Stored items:
- - -

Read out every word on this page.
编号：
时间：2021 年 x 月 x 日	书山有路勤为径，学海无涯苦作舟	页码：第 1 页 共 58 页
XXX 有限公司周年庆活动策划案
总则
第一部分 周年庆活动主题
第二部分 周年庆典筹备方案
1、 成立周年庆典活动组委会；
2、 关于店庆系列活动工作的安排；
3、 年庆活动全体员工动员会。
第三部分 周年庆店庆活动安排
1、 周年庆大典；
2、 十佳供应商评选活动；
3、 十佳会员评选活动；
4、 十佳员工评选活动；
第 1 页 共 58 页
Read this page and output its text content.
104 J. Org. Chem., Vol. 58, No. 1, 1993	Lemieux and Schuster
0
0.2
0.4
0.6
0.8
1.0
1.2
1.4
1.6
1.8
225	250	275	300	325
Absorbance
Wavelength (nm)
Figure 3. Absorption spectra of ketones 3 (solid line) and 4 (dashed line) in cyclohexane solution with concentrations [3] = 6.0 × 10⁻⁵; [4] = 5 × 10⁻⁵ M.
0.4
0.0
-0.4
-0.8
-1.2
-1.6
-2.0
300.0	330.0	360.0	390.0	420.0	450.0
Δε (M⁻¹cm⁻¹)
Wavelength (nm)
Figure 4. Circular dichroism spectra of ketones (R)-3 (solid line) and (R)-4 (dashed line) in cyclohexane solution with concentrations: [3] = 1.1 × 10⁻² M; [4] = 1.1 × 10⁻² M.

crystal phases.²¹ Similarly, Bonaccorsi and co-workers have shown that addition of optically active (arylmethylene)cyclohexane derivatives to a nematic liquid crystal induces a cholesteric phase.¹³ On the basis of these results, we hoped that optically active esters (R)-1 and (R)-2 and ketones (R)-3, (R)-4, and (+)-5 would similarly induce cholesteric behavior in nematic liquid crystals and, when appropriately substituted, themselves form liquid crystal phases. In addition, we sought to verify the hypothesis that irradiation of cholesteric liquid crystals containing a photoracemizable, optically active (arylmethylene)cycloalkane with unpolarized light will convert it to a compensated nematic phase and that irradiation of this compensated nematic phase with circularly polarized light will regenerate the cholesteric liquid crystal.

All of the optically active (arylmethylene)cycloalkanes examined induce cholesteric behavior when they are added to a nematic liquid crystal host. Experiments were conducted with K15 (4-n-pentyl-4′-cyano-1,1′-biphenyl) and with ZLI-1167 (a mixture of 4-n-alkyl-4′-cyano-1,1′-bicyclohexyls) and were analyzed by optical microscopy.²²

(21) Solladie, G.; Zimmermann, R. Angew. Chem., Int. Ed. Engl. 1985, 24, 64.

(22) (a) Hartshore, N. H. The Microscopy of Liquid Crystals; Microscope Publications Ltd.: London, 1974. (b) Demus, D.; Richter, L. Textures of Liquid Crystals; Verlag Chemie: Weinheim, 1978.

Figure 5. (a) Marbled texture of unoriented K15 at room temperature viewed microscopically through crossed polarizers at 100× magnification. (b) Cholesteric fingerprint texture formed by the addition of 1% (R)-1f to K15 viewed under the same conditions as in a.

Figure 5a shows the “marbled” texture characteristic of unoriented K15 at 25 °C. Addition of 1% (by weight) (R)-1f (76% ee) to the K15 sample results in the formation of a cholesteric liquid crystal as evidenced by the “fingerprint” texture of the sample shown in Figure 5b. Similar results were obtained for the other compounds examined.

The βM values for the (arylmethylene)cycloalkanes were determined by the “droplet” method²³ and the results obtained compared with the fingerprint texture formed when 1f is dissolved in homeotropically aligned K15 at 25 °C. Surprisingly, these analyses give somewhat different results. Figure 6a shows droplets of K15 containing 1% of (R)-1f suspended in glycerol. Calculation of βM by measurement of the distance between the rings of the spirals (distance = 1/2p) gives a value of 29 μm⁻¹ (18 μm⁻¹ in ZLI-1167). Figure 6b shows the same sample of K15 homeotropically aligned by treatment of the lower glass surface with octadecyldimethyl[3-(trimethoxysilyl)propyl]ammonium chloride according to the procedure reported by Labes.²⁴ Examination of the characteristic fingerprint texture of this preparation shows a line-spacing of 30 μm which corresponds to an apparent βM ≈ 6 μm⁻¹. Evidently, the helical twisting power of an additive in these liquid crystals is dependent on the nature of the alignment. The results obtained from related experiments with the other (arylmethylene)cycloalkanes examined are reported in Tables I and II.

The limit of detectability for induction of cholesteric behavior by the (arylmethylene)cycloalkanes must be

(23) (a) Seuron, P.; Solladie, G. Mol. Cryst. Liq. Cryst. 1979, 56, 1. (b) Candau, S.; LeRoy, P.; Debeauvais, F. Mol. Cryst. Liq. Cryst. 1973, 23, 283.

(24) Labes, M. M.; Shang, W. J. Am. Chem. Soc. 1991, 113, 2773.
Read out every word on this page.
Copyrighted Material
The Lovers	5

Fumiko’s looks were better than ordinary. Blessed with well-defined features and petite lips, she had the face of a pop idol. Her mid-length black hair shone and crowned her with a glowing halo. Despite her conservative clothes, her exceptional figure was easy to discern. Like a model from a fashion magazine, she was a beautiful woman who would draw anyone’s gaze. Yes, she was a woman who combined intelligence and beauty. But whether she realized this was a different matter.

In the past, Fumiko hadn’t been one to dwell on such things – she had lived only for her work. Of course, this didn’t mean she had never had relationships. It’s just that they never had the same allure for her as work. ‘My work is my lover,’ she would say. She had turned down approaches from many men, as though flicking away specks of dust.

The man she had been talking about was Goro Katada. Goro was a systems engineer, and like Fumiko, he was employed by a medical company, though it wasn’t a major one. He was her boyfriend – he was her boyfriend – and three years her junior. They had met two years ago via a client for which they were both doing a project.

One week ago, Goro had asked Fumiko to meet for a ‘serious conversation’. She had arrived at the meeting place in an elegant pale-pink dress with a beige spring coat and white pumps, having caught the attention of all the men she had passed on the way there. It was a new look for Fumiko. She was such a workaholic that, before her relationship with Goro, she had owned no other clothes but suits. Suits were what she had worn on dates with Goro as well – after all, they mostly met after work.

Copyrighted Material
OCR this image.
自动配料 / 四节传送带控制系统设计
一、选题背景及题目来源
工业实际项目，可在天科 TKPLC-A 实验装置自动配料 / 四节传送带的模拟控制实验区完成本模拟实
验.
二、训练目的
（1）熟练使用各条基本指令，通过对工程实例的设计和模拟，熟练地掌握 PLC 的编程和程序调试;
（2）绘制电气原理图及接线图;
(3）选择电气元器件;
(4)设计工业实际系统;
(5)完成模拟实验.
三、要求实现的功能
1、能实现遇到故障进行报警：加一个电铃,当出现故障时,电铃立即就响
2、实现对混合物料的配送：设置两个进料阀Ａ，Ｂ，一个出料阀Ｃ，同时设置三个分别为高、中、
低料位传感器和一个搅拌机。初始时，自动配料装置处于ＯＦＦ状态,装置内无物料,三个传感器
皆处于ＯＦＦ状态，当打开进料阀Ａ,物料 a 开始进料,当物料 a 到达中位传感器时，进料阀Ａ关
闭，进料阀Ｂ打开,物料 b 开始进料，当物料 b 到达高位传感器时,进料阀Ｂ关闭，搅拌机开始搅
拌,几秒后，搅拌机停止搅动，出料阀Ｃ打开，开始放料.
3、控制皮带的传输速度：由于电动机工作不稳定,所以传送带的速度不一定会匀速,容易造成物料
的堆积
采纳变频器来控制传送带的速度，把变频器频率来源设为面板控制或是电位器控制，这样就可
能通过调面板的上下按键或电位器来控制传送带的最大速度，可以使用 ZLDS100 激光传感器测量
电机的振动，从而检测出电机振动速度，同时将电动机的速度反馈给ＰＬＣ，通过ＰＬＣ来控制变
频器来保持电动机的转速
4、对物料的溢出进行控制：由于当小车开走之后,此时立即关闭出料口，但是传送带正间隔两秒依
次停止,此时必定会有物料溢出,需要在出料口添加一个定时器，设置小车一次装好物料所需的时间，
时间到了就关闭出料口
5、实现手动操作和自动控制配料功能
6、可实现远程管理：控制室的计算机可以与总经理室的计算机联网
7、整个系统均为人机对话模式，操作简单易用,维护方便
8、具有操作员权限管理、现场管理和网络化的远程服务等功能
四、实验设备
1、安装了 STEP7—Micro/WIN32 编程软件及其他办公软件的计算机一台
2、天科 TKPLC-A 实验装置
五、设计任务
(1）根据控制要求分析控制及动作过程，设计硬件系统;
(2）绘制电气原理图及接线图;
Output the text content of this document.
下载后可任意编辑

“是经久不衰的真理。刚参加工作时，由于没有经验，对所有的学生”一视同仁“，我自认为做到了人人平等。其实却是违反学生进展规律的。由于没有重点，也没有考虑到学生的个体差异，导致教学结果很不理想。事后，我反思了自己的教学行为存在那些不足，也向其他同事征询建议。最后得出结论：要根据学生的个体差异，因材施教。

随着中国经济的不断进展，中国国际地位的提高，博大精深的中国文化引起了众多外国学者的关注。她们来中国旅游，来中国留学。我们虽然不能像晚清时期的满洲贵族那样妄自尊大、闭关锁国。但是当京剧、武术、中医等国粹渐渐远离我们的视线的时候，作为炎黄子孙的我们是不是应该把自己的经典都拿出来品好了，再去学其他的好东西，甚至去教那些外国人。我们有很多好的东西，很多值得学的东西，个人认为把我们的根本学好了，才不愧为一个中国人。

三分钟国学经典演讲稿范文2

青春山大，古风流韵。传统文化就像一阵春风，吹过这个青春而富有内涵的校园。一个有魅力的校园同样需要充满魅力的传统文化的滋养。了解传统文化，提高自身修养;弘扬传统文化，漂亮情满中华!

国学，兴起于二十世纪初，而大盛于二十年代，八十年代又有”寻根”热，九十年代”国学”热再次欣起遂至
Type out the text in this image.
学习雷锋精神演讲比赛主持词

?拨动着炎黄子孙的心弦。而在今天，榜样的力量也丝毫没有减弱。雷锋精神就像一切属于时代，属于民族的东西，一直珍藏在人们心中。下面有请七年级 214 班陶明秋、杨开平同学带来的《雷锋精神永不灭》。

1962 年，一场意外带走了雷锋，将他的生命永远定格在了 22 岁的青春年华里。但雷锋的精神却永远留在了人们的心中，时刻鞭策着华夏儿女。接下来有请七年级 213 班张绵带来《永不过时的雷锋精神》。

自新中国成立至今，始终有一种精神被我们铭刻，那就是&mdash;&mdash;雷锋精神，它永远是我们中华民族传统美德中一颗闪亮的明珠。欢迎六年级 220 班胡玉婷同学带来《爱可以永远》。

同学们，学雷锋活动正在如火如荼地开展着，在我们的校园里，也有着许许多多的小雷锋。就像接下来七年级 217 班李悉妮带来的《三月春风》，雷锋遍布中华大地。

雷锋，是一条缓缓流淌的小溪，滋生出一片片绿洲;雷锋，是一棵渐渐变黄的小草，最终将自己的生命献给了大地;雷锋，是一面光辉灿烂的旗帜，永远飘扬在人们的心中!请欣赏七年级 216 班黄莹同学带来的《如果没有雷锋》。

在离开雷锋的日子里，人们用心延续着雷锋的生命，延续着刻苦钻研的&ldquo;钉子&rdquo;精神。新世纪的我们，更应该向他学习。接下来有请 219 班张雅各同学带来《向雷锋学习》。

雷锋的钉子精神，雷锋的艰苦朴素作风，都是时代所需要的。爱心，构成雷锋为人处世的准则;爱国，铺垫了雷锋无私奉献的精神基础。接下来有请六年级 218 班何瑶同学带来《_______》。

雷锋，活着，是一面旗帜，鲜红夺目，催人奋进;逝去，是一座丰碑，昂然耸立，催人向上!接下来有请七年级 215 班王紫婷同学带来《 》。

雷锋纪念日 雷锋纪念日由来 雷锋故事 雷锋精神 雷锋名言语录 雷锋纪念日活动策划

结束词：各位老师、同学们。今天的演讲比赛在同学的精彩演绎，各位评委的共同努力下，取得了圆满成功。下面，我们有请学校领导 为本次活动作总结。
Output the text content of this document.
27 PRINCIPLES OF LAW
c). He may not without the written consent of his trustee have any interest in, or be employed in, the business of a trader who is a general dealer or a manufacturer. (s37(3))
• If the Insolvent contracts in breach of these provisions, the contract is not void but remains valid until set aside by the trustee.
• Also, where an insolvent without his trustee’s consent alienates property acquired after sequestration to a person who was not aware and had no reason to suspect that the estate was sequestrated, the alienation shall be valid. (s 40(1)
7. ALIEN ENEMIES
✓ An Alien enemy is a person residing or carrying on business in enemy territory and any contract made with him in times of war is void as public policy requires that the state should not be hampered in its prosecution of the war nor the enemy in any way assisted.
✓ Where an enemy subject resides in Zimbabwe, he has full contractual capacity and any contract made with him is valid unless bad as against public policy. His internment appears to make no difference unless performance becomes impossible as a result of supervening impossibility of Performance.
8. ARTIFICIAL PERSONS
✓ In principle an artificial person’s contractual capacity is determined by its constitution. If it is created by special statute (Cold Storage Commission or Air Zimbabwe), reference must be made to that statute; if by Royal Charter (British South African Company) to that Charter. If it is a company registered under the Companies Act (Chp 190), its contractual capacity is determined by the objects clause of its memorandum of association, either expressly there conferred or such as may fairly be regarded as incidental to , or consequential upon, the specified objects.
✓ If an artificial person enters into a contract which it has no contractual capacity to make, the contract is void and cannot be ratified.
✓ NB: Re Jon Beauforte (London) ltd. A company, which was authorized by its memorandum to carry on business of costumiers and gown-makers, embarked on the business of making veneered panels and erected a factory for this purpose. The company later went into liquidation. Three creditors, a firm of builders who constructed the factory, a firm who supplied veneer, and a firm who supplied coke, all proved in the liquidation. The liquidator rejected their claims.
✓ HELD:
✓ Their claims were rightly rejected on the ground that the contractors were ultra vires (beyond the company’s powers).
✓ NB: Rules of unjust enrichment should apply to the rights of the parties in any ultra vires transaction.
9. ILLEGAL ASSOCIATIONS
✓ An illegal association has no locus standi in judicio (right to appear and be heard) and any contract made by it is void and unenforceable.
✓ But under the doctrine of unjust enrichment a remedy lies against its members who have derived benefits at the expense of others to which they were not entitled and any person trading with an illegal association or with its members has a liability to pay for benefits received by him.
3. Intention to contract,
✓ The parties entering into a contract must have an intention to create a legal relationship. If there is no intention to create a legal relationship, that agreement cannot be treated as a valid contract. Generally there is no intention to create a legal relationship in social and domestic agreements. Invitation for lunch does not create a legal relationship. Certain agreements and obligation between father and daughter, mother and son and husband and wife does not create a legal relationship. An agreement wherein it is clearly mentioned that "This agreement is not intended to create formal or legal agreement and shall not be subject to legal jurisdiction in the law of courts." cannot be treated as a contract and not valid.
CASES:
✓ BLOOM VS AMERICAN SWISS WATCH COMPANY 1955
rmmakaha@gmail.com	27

- - -

Exercise brief
Review the preceding data and report every line that includes the string "cyclohexane".

Output for this task
Figure 3. Absorption spectra of ketones 3 (solid line) and 4 (dashed line) in cyclohexane solution with concentrations [3] = 6.0 × 10⁻⁵; [4] = 5 × 10⁻⁵ M.
Figure 4. Circular dichroism spectra of ketones (R)-3 (solid line) and (R)-4 (dashed line) in cyclohexane solution with concentrations: [3] = 1.1 × 10⁻² M; [4] = 1.1 × 10⁻² M.
crystal phases.²¹ Similarly, Bonaccorsi and co-workers have shown that addition of optically active (arylmethylene)cyclohexane derivatives to a nematic liquid crystal induces a cholesteric phase.¹³ On the basis of these results, we hoped that optically active esters (R)-1 and (R)-2 and ketones (R)-3, (R)-4, and (+)-5 would similarly induce cholesteric behavior in nematic liquid crystals and, when appropriately substituted, themselves form liquid crystal phases. In addition, we sought to verify the hypothesis that irradiation of cholesteric liquid crystals containing a photoracemizable, optically active (arylmethylene)cycloalkane with unpolarized light will convert it to a compensated nematic phase and that irradiation of this compensated nematic phase with circularly polarized light will regenerate the cholesteric liquid crystal.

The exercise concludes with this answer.